• **Stated goal**: Reproduce the material word for word; the images stay out.

• **Data listing**:
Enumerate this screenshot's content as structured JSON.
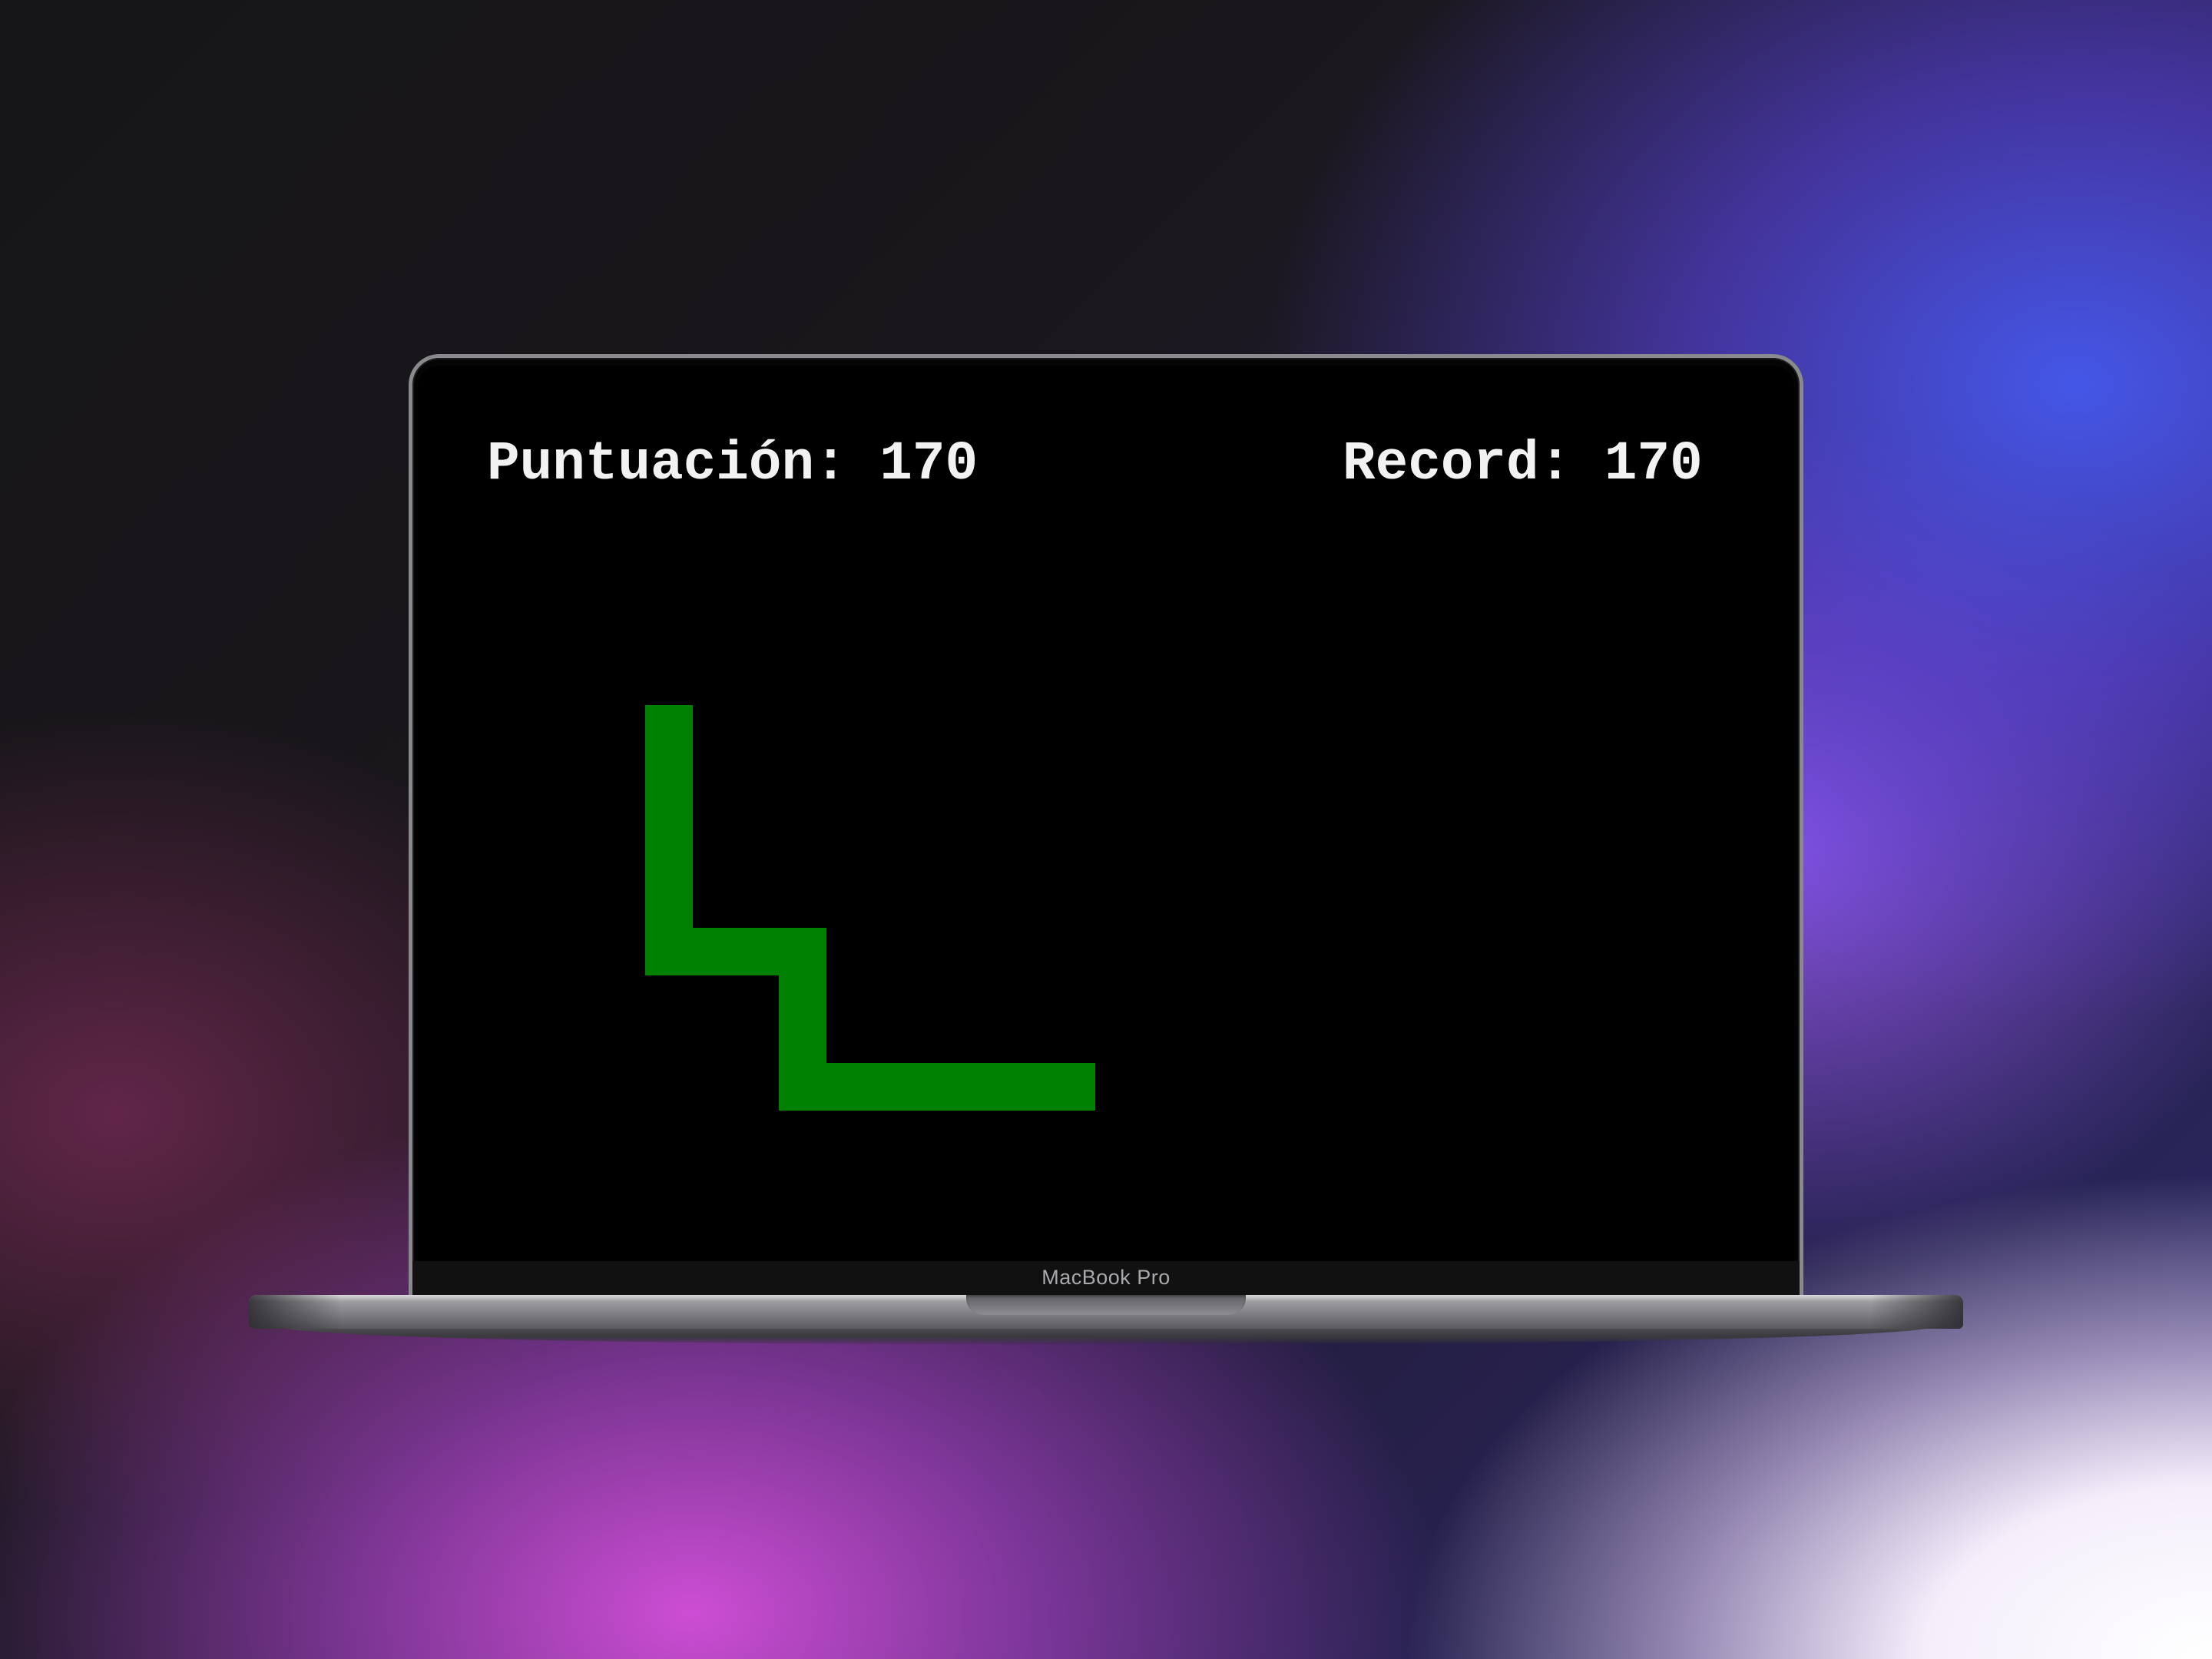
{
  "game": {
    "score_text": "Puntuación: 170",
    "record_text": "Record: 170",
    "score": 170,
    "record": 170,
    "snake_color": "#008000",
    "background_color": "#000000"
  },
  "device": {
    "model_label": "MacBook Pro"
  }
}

• **Response**:
Enumerate this screenshot's content as structured JSON.
{
  "game": {
    "score_text": "Puntuación: 170",
    "record_text": "Record: 170",
    "score": 170,
    "record": 170,
    "snake_color": "#008000",
    "background_color": "#000000"
  },
  "device": {
    "model_label": "MacBook Pro"
  }
}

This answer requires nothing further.